WHAT YOU NEED TO DO:
Produce a word-for-word copy of the listing below without its pictures.

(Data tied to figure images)
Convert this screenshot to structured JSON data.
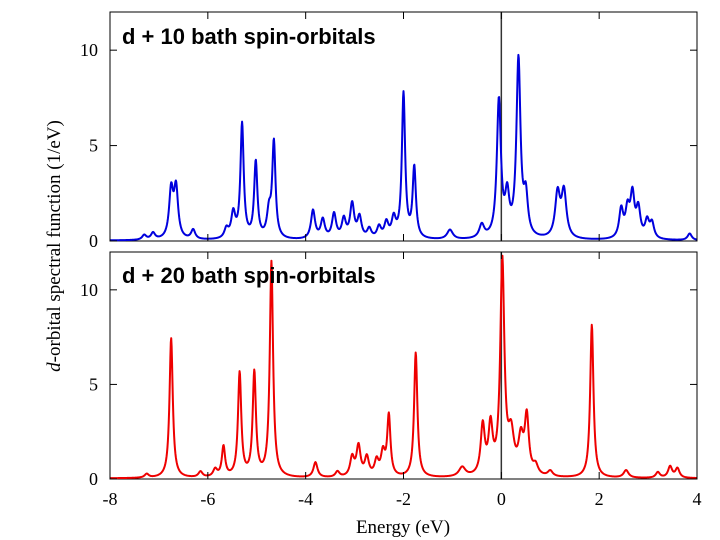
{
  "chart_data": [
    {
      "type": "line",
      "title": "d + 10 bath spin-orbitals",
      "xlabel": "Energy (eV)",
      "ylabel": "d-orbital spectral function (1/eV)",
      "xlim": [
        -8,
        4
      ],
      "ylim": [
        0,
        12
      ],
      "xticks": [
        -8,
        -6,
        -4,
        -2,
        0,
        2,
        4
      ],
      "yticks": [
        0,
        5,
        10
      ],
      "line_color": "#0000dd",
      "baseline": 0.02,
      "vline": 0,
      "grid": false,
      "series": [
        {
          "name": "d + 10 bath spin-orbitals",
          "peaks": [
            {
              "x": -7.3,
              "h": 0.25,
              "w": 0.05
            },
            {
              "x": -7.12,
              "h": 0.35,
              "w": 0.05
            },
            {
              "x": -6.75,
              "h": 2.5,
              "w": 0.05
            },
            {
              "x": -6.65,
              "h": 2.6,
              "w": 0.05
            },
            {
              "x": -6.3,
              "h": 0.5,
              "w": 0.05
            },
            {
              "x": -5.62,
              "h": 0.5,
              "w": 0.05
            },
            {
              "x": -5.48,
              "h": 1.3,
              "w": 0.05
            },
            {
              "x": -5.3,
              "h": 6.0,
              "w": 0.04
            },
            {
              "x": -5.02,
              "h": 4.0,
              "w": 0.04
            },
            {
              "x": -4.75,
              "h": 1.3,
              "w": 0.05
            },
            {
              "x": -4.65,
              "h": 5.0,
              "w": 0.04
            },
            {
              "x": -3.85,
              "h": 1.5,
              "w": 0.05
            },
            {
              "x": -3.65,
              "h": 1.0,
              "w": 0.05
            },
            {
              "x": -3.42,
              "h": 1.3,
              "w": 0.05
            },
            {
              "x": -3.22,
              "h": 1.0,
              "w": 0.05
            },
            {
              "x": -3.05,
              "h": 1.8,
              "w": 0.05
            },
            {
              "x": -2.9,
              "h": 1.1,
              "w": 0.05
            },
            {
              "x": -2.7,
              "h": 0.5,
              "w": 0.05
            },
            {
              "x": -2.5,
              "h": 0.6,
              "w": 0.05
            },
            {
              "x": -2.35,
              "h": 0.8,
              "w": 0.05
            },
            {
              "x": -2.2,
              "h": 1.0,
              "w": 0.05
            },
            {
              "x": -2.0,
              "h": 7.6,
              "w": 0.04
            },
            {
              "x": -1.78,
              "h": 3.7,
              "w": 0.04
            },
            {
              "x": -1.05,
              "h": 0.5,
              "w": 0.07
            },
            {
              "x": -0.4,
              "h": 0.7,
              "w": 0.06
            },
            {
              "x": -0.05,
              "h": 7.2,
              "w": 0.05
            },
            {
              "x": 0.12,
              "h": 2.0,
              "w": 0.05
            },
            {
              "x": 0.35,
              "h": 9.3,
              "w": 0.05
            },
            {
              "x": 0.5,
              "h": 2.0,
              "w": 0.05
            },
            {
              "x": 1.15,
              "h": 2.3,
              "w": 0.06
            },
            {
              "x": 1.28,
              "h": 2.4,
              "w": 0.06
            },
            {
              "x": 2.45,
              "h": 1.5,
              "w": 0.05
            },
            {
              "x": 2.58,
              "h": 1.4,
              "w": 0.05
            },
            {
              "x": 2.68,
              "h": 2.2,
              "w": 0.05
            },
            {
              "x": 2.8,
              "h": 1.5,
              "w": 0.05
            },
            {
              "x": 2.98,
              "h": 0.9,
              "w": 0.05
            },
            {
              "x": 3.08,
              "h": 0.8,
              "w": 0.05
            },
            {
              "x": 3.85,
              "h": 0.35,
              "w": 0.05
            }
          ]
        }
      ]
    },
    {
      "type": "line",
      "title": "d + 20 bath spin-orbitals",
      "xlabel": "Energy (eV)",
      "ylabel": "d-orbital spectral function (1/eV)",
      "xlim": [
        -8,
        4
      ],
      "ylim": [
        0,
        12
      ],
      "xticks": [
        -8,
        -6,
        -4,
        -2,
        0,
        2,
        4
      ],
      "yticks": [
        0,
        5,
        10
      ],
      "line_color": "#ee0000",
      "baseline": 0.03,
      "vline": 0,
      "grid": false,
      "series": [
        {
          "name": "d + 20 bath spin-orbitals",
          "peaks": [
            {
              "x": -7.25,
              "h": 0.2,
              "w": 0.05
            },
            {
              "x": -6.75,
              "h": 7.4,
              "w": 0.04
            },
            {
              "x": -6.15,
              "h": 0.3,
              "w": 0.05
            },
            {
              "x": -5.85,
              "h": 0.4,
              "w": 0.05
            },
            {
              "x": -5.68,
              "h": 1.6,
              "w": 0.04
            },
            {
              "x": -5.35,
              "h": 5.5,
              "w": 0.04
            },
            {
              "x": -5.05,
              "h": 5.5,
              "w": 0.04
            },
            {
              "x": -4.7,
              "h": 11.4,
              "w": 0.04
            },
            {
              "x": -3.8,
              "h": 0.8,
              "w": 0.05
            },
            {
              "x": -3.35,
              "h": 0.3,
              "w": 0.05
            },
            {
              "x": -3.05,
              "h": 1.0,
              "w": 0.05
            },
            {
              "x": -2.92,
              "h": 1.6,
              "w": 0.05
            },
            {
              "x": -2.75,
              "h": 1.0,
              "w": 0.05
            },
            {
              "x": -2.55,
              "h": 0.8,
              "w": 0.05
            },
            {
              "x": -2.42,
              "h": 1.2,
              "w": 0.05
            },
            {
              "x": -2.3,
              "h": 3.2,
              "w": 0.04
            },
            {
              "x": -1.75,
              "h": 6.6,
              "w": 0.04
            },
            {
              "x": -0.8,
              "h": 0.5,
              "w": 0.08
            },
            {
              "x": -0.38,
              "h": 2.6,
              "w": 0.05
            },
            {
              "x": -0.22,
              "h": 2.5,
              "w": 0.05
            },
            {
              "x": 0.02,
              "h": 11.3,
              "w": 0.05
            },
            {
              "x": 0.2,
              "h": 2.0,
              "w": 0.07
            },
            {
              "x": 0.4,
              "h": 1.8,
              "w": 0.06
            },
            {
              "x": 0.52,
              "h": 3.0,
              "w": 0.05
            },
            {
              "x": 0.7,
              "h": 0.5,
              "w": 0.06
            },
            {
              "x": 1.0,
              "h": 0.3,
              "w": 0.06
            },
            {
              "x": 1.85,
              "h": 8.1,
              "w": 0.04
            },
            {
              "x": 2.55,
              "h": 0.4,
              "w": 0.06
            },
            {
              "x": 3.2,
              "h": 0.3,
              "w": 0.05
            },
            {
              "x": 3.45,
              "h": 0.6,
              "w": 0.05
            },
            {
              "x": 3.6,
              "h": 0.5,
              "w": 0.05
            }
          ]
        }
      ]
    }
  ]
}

RESPONSE:
Convert this screenshot to structured JSON data.
{
  "chart_data": [
    {
      "type": "line",
      "title": "d + 10 bath spin-orbitals",
      "xlabel": "Energy (eV)",
      "ylabel": "d-orbital spectral function (1/eV)",
      "xlim": [
        -8,
        4
      ],
      "ylim": [
        0,
        12
      ],
      "xticks": [
        -8,
        -6,
        -4,
        -2,
        0,
        2,
        4
      ],
      "yticks": [
        0,
        5,
        10
      ],
      "line_color": "#0000dd",
      "baseline": 0.02,
      "vline": 0,
      "grid": false,
      "series": [
        {
          "name": "d + 10 bath spin-orbitals",
          "peaks": [
            {
              "x": -7.3,
              "h": 0.25,
              "w": 0.05
            },
            {
              "x": -7.12,
              "h": 0.35,
              "w": 0.05
            },
            {
              "x": -6.75,
              "h": 2.5,
              "w": 0.05
            },
            {
              "x": -6.65,
              "h": 2.6,
              "w": 0.05
            },
            {
              "x": -6.3,
              "h": 0.5,
              "w": 0.05
            },
            {
              "x": -5.62,
              "h": 0.5,
              "w": 0.05
            },
            {
              "x": -5.48,
              "h": 1.3,
              "w": 0.05
            },
            {
              "x": -5.3,
              "h": 6.0,
              "w": 0.04
            },
            {
              "x": -5.02,
              "h": 4.0,
              "w": 0.04
            },
            {
              "x": -4.75,
              "h": 1.3,
              "w": 0.05
            },
            {
              "x": -4.65,
              "h": 5.0,
              "w": 0.04
            },
            {
              "x": -3.85,
              "h": 1.5,
              "w": 0.05
            },
            {
              "x": -3.65,
              "h": 1.0,
              "w": 0.05
            },
            {
              "x": -3.42,
              "h": 1.3,
              "w": 0.05
            },
            {
              "x": -3.22,
              "h": 1.0,
              "w": 0.05
            },
            {
              "x": -3.05,
              "h": 1.8,
              "w": 0.05
            },
            {
              "x": -2.9,
              "h": 1.1,
              "w": 0.05
            },
            {
              "x": -2.7,
              "h": 0.5,
              "w": 0.05
            },
            {
              "x": -2.5,
              "h": 0.6,
              "w": 0.05
            },
            {
              "x": -2.35,
              "h": 0.8,
              "w": 0.05
            },
            {
              "x": -2.2,
              "h": 1.0,
              "w": 0.05
            },
            {
              "x": -2.0,
              "h": 7.6,
              "w": 0.04
            },
            {
              "x": -1.78,
              "h": 3.7,
              "w": 0.04
            },
            {
              "x": -1.05,
              "h": 0.5,
              "w": 0.07
            },
            {
              "x": -0.4,
              "h": 0.7,
              "w": 0.06
            },
            {
              "x": -0.05,
              "h": 7.2,
              "w": 0.05
            },
            {
              "x": 0.12,
              "h": 2.0,
              "w": 0.05
            },
            {
              "x": 0.35,
              "h": 9.3,
              "w": 0.05
            },
            {
              "x": 0.5,
              "h": 2.0,
              "w": 0.05
            },
            {
              "x": 1.15,
              "h": 2.3,
              "w": 0.06
            },
            {
              "x": 1.28,
              "h": 2.4,
              "w": 0.06
            },
            {
              "x": 2.45,
              "h": 1.5,
              "w": 0.05
            },
            {
              "x": 2.58,
              "h": 1.4,
              "w": 0.05
            },
            {
              "x": 2.68,
              "h": 2.2,
              "w": 0.05
            },
            {
              "x": 2.8,
              "h": 1.5,
              "w": 0.05
            },
            {
              "x": 2.98,
              "h": 0.9,
              "w": 0.05
            },
            {
              "x": 3.08,
              "h": 0.8,
              "w": 0.05
            },
            {
              "x": 3.85,
              "h": 0.35,
              "w": 0.05
            }
          ]
        }
      ]
    },
    {
      "type": "line",
      "title": "d + 20 bath spin-orbitals",
      "xlabel": "Energy (eV)",
      "ylabel": "d-orbital spectral function (1/eV)",
      "xlim": [
        -8,
        4
      ],
      "ylim": [
        0,
        12
      ],
      "xticks": [
        -8,
        -6,
        -4,
        -2,
        0,
        2,
        4
      ],
      "yticks": [
        0,
        5,
        10
      ],
      "line_color": "#ee0000",
      "baseline": 0.03,
      "vline": 0,
      "grid": false,
      "series": [
        {
          "name": "d + 20 bath spin-orbitals",
          "peaks": [
            {
              "x": -7.25,
              "h": 0.2,
              "w": 0.05
            },
            {
              "x": -6.75,
              "h": 7.4,
              "w": 0.04
            },
            {
              "x": -6.15,
              "h": 0.3,
              "w": 0.05
            },
            {
              "x": -5.85,
              "h": 0.4,
              "w": 0.05
            },
            {
              "x": -5.68,
              "h": 1.6,
              "w": 0.04
            },
            {
              "x": -5.35,
              "h": 5.5,
              "w": 0.04
            },
            {
              "x": -5.05,
              "h": 5.5,
              "w": 0.04
            },
            {
              "x": -4.7,
              "h": 11.4,
              "w": 0.04
            },
            {
              "x": -3.8,
              "h": 0.8,
              "w": 0.05
            },
            {
              "x": -3.35,
              "h": 0.3,
              "w": 0.05
            },
            {
              "x": -3.05,
              "h": 1.0,
              "w": 0.05
            },
            {
              "x": -2.92,
              "h": 1.6,
              "w": 0.05
            },
            {
              "x": -2.75,
              "h": 1.0,
              "w": 0.05
            },
            {
              "x": -2.55,
              "h": 0.8,
              "w": 0.05
            },
            {
              "x": -2.42,
              "h": 1.2,
              "w": 0.05
            },
            {
              "x": -2.3,
              "h": 3.2,
              "w": 0.04
            },
            {
              "x": -1.75,
              "h": 6.6,
              "w": 0.04
            },
            {
              "x": -0.8,
              "h": 0.5,
              "w": 0.08
            },
            {
              "x": -0.38,
              "h": 2.6,
              "w": 0.05
            },
            {
              "x": -0.22,
              "h": 2.5,
              "w": 0.05
            },
            {
              "x": 0.02,
              "h": 11.3,
              "w": 0.05
            },
            {
              "x": 0.2,
              "h": 2.0,
              "w": 0.07
            },
            {
              "x": 0.4,
              "h": 1.8,
              "w": 0.06
            },
            {
              "x": 0.52,
              "h": 3.0,
              "w": 0.05
            },
            {
              "x": 0.7,
              "h": 0.5,
              "w": 0.06
            },
            {
              "x": 1.0,
              "h": 0.3,
              "w": 0.06
            },
            {
              "x": 1.85,
              "h": 8.1,
              "w": 0.04
            },
            {
              "x": 2.55,
              "h": 0.4,
              "w": 0.06
            },
            {
              "x": 3.2,
              "h": 0.3,
              "w": 0.05
            },
            {
              "x": 3.45,
              "h": 0.6,
              "w": 0.05
            },
            {
              "x": 3.6,
              "h": 0.5,
              "w": 0.05
            }
          ]
        }
      ]
    }
  ]
}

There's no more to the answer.